-- begin Records shown --

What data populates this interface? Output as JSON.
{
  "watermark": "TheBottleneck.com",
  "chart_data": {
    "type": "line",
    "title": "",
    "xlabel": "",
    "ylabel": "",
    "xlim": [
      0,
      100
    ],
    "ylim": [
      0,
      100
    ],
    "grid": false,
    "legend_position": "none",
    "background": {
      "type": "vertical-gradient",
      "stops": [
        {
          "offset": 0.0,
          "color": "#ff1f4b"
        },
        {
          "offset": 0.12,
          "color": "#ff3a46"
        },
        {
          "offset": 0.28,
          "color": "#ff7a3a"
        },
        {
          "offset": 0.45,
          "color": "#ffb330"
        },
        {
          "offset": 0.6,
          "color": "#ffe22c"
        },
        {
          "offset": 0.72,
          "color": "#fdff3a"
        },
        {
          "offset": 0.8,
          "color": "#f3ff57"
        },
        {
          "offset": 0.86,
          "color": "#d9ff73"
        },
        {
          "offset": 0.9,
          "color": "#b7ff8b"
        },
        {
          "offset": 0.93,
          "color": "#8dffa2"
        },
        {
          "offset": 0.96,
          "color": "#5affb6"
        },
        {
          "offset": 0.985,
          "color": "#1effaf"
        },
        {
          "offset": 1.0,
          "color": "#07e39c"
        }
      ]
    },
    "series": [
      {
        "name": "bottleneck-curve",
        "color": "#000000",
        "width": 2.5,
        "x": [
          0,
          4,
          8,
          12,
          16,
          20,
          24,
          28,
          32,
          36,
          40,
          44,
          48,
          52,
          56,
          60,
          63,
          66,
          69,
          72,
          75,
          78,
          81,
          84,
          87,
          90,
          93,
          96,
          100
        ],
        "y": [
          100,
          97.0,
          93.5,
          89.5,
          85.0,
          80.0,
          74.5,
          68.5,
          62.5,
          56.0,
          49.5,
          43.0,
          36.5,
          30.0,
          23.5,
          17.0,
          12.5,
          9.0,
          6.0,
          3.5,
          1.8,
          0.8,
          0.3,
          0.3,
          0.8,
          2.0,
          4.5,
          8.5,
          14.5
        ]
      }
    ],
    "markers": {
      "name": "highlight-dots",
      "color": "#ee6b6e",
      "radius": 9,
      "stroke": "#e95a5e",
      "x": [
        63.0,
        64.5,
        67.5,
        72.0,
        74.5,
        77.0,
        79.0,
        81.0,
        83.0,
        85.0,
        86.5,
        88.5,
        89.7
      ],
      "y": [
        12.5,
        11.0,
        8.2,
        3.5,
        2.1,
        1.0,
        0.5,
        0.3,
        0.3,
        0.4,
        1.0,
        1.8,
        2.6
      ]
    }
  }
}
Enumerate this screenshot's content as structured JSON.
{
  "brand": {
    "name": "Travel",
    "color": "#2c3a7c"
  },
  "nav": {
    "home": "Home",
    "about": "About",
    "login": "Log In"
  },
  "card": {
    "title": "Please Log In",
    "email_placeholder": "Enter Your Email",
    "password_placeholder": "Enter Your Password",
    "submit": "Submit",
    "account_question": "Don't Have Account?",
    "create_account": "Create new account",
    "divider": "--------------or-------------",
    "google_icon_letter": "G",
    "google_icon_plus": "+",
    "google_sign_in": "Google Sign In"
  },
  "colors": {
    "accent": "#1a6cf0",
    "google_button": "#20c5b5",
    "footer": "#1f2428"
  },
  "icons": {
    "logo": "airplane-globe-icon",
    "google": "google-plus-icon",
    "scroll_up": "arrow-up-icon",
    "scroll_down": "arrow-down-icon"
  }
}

-- end Records shown --

- **Problem to solve**: Take the entries and copy them out exactly.

- **The answer**:
What data populates this interface? Output as JSON.
{
  "watermark": "TheBottleneck.com",
  "chart_data": {
    "type": "line",
    "title": "",
    "xlabel": "",
    "ylabel": "",
    "xlim": [
      0,
      100
    ],
    "ylim": [
      0,
      100
    ],
    "grid": false,
    "legend_position": "none",
    "background": {
      "type": "vertical-gradient",
      "stops": [
        {
          "offset": 0.0,
          "color": "#ff1f4b"
        },
        {
          "offset": 0.12,
          "color": "#ff3a46"
        },
        {
          "offset": 0.28,
          "color": "#ff7a3a"
        },
        {
          "offset": 0.45,
          "color": "#ffb330"
        },
        {
          "offset": 0.6,
          "color": "#ffe22c"
        },
        {
          "offset": 0.72,
          "color": "#fdff3a"
        },
        {
          "offset": 0.8,
          "color": "#f3ff57"
        },
        {
          "offset": 0.86,
          "color": "#d9ff73"
        },
        {
          "offset": 0.9,
          "color": "#b7ff8b"
        },
        {
          "offset": 0.93,
          "color": "#8dffa2"
        },
        {
          "offset": 0.96,
          "color": "#5affb6"
        },
        {
          "offset": 0.985,
          "color": "#1effaf"
        },
        {
          "offset": 1.0,
          "color": "#07e39c"
        }
      ]
    },
    "series": [
      {
        "name": "bottleneck-curve",
        "color": "#000000",
        "width": 2.5,
        "x": [
          0,
          4,
          8,
          12,
          16,
          20,
          24,
          28,
          32,
          36,
          40,
          44,
          48,
          52,
          56,
          60,
          63,
          66,
          69,
          72,
          75,
          78,
          81,
          84,
          87,
          90,
          93,
          96,
          100
        ],
        "y": [
          100,
          97.0,
          93.5,
          89.5,
          85.0,
          80.0,
          74.5,
          68.5,
          62.5,
          56.0,
          49.5,
          43.0,
          36.5,
          30.0,
          23.5,
          17.0,
          12.5,
          9.0,
          6.0,
          3.5,
          1.8,
          0.8,
          0.3,
          0.3,
          0.8,
          2.0,
          4.5,
          8.5,
          14.5
        ]
      }
    ],
    "markers": {
      "name": "highlight-dots",
      "color": "#ee6b6e",
      "radius": 9,
      "stroke": "#e95a5e",
      "x": [
        63.0,
        64.5,
        67.5,
        72.0,
        74.5,
        77.0,
        79.0,
        81.0,
        83.0,
        85.0,
        86.5,
        88.5,
        89.7
      ],
      "y": [
        12.5,
        11.0,
        8.2,
        3.5,
        2.1,
        1.0,
        0.5,
        0.3,
        0.3,
        0.4,
        1.0,
        1.8,
        2.6
      ]
    }
  }
}
Enumerate this screenshot's content as structured JSON.
{
  "brand": {
    "name": "Travel",
    "color": "#2c3a7c"
  },
  "nav": {
    "home": "Home",
    "about": "About",
    "login": "Log In"
  },
  "card": {
    "title": "Please Log In",
    "email_placeholder": "Enter Your Email",
    "password_placeholder": "Enter Your Password",
    "submit": "Submit",
    "account_question": "Don't Have Account?",
    "create_account": "Create new account",
    "divider": "--------------or-------------",
    "google_icon_letter": "G",
    "google_icon_plus": "+",
    "google_sign_in": "Google Sign In"
  },
  "colors": {
    "accent": "#1a6cf0",
    "google_button": "#20c5b5",
    "footer": "#1f2428"
  },
  "icons": {
    "logo": "airplane-globe-icon",
    "google": "google-plus-icon",
    "scroll_up": "arrow-up-icon",
    "scroll_down": "arrow-down-icon"
  }
}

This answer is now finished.